* Begin Records for this exercise *

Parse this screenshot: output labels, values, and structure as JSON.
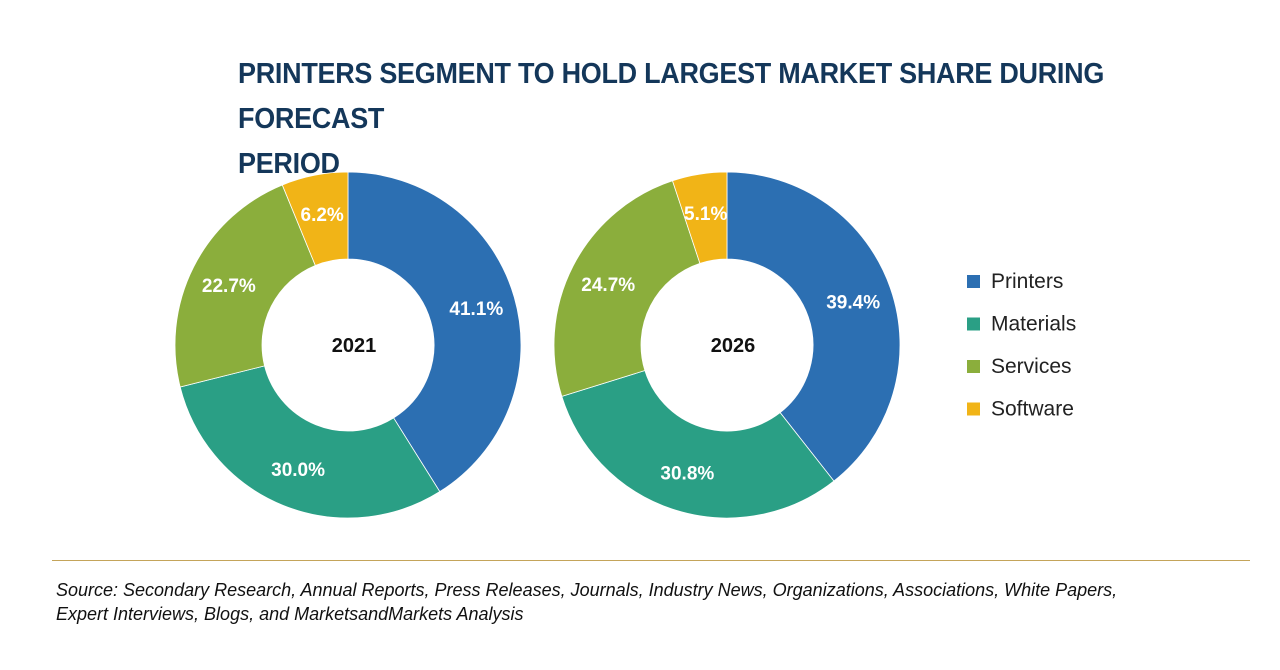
{
  "chart_data": {
    "type": "donut",
    "title": "PRINTERS SEGMENT TO HOLD LARGEST MARKET SHARE DURING FORECAST PERIOD",
    "title_lines": [
      "PRINTERS SEGMENT TO HOLD LARGEST MARKET SHARE DURING FORECAST",
      "PERIOD"
    ],
    "categories": [
      "Printers",
      "Materials",
      "Services",
      "Software"
    ],
    "colors": {
      "Printers": "#2c6fb2",
      "Materials": "#2a9f85",
      "Services": "#8bae3c",
      "Software": "#f1b417"
    },
    "charts": [
      {
        "center_label": "2021",
        "values": [
          41.1,
          30.0,
          22.7,
          6.2
        ],
        "labels": [
          "41.1%",
          "30.0%",
          "22.7%",
          "6.2%"
        ]
      },
      {
        "center_label": "2026",
        "values": [
          39.4,
          30.8,
          24.7,
          5.1
        ],
        "labels": [
          "39.4%",
          "30.8%",
          "24.7%",
          "5.1%"
        ]
      }
    ],
    "legend_position": "right"
  },
  "source": {
    "line1": "Source: Secondary Research, Annual Reports, Press Releases, Journals, Industry News, Organizations, Associations, White Papers,",
    "line2": "Expert Interviews, Blogs, and MarketsandMarkets Analysis"
  }
}
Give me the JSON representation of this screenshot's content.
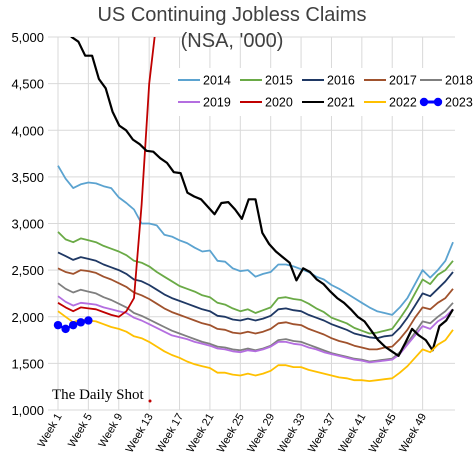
{
  "chart_data": {
    "type": "line",
    "title": "US Continuing Jobless Claims",
    "subtitle": "(NSA, '000)",
    "xlabel": "",
    "ylabel": "",
    "ylim": [
      1000,
      5000
    ],
    "yticks": [
      "1,000",
      "1,500",
      "2,000",
      "2,500",
      "3,000",
      "3,500",
      "4,000",
      "4,500",
      "5,000"
    ],
    "yticks_values": [
      1000,
      1500,
      2000,
      2500,
      3000,
      3500,
      4000,
      4500,
      5000
    ],
    "x_range": [
      1,
      53
    ],
    "xticks": [
      "Week 1",
      "Week 5",
      "Week 9",
      "Week 13",
      "Week 17",
      "Week 21",
      "Week 25",
      "Week 29",
      "Week 33",
      "Week 37",
      "Week 41",
      "Week 45",
      "Week 49"
    ],
    "xticks_values": [
      1,
      5,
      9,
      13,
      17,
      21,
      25,
      29,
      33,
      37,
      41,
      45,
      49
    ],
    "grid": true,
    "legend_position": "top-right",
    "brand_text": "The Daily Shot",
    "series": [
      {
        "name": "2014",
        "color": "#5ba3d0",
        "values": [
          3620,
          3480,
          3380,
          3420,
          3440,
          3430,
          3400,
          3380,
          3280,
          3220,
          3150,
          3000,
          3000,
          2980,
          2880,
          2860,
          2820,
          2790,
          2740,
          2700,
          2710,
          2600,
          2590,
          2520,
          2490,
          2500,
          2430,
          2460,
          2480,
          2560,
          2560,
          2540,
          2510,
          2480,
          2430,
          2400,
          2340,
          2300,
          2250,
          2200,
          2150,
          2100,
          2060,
          2040,
          2020,
          2100,
          2200,
          2350,
          2500,
          2420,
          2500,
          2600,
          2800
        ]
      },
      {
        "name": "2015",
        "color": "#6aaa46",
        "values": [
          2910,
          2830,
          2800,
          2840,
          2820,
          2800,
          2760,
          2730,
          2700,
          2660,
          2600,
          2580,
          2540,
          2480,
          2430,
          2380,
          2330,
          2300,
          2270,
          2230,
          2210,
          2150,
          2130,
          2090,
          2060,
          2080,
          2040,
          2070,
          2100,
          2200,
          2210,
          2190,
          2180,
          2140,
          2090,
          2050,
          1990,
          1960,
          1930,
          1880,
          1850,
          1820,
          1830,
          1850,
          1870,
          1980,
          2100,
          2250,
          2400,
          2350,
          2450,
          2500,
          2600
        ]
      },
      {
        "name": "2016",
        "color": "#1f3864",
        "values": [
          2690,
          2650,
          2610,
          2640,
          2620,
          2600,
          2560,
          2530,
          2500,
          2460,
          2400,
          2380,
          2340,
          2290,
          2240,
          2200,
          2170,
          2140,
          2110,
          2080,
          2060,
          2010,
          2000,
          1970,
          1960,
          1980,
          1960,
          1980,
          2010,
          2080,
          2090,
          2070,
          2060,
          2020,
          1990,
          1960,
          1920,
          1890,
          1860,
          1820,
          1800,
          1780,
          1770,
          1790,
          1800,
          1880,
          1990,
          2120,
          2250,
          2220,
          2300,
          2380,
          2480
        ]
      },
      {
        "name": "2017",
        "color": "#a0522d",
        "values": [
          2520,
          2480,
          2460,
          2500,
          2490,
          2470,
          2430,
          2400,
          2360,
          2320,
          2260,
          2230,
          2190,
          2140,
          2090,
          2050,
          2020,
          1990,
          1960,
          1930,
          1910,
          1870,
          1860,
          1830,
          1820,
          1840,
          1820,
          1840,
          1870,
          1930,
          1940,
          1920,
          1910,
          1870,
          1840,
          1810,
          1770,
          1740,
          1720,
          1690,
          1670,
          1650,
          1650,
          1670,
          1680,
          1760,
          1860,
          1990,
          2100,
          2080,
          2150,
          2200,
          2300
        ]
      },
      {
        "name": "2018",
        "color": "#7f7f7f",
        "values": [
          2360,
          2300,
          2260,
          2290,
          2270,
          2250,
          2210,
          2180,
          2140,
          2100,
          2040,
          2010,
          1970,
          1930,
          1890,
          1850,
          1820,
          1790,
          1760,
          1730,
          1710,
          1680,
          1670,
          1650,
          1640,
          1660,
          1640,
          1660,
          1690,
          1750,
          1760,
          1740,
          1730,
          1700,
          1670,
          1640,
          1610,
          1590,
          1570,
          1550,
          1540,
          1520,
          1530,
          1540,
          1550,
          1620,
          1720,
          1830,
          1950,
          1930,
          2000,
          2060,
          2150
        ]
      },
      {
        "name": "2019",
        "color": "#b46ee0",
        "values": [
          2220,
          2160,
          2120,
          2150,
          2140,
          2130,
          2100,
          2080,
          2060,
          2040,
          1990,
          1960,
          1920,
          1880,
          1840,
          1800,
          1780,
          1760,
          1730,
          1710,
          1690,
          1660,
          1650,
          1630,
          1620,
          1640,
          1630,
          1650,
          1680,
          1730,
          1730,
          1710,
          1700,
          1670,
          1650,
          1620,
          1600,
          1580,
          1560,
          1540,
          1530,
          1510,
          1520,
          1530,
          1540,
          1600,
          1700,
          1800,
          1900,
          1870,
          1950,
          2000,
          2080
        ]
      },
      {
        "name": "2020",
        "color": "#c00000",
        "values": [
          2150,
          2100,
          2060,
          2100,
          2090,
          2080,
          2050,
          2020,
          2000,
          2060,
          2200,
          3200,
          4500,
          5200
        ]
      },
      {
        "name": "2021",
        "color": "#000000",
        "values": [
          5200,
          5100,
          5000,
          4950,
          4800,
          4800,
          4550,
          4450,
          4200,
          4050,
          4000,
          3900,
          3850,
          3780,
          3770,
          3700,
          3650,
          3550,
          3540,
          3330,
          3290,
          3260,
          3180,
          3100,
          3220,
          3230,
          3150,
          3050,
          3260,
          3260,
          2900,
          2780,
          2700,
          2640,
          2580,
          2390,
          2520,
          2480,
          2400,
          2350,
          2270,
          2200,
          2150,
          2080,
          2000,
          1950,
          1850,
          1750,
          1680,
          1630,
          1580,
          1720,
          1870,
          1800,
          1750,
          1640,
          1900,
          1960,
          2080
        ]
      },
      {
        "name": "2022",
        "color": "#ffc000",
        "values": [
          2060,
          2000,
          1940,
          1970,
          1960,
          1950,
          1920,
          1890,
          1870,
          1840,
          1790,
          1770,
          1730,
          1680,
          1630,
          1590,
          1560,
          1520,
          1490,
          1470,
          1450,
          1400,
          1400,
          1380,
          1370,
          1390,
          1370,
          1390,
          1420,
          1480,
          1480,
          1460,
          1460,
          1430,
          1410,
          1390,
          1370,
          1350,
          1340,
          1320,
          1320,
          1310,
          1320,
          1330,
          1340,
          1400,
          1470,
          1560,
          1650,
          1620,
          1700,
          1750,
          1860
        ]
      },
      {
        "name": "2023",
        "color": "#0000ff",
        "values": [
          1910,
          1870,
          1910,
          1940,
          1960
        ]
      }
    ]
  }
}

* End Records for this exercise *

Write down only the number of lines that contain the string "HOLD" in the listing.

Response
2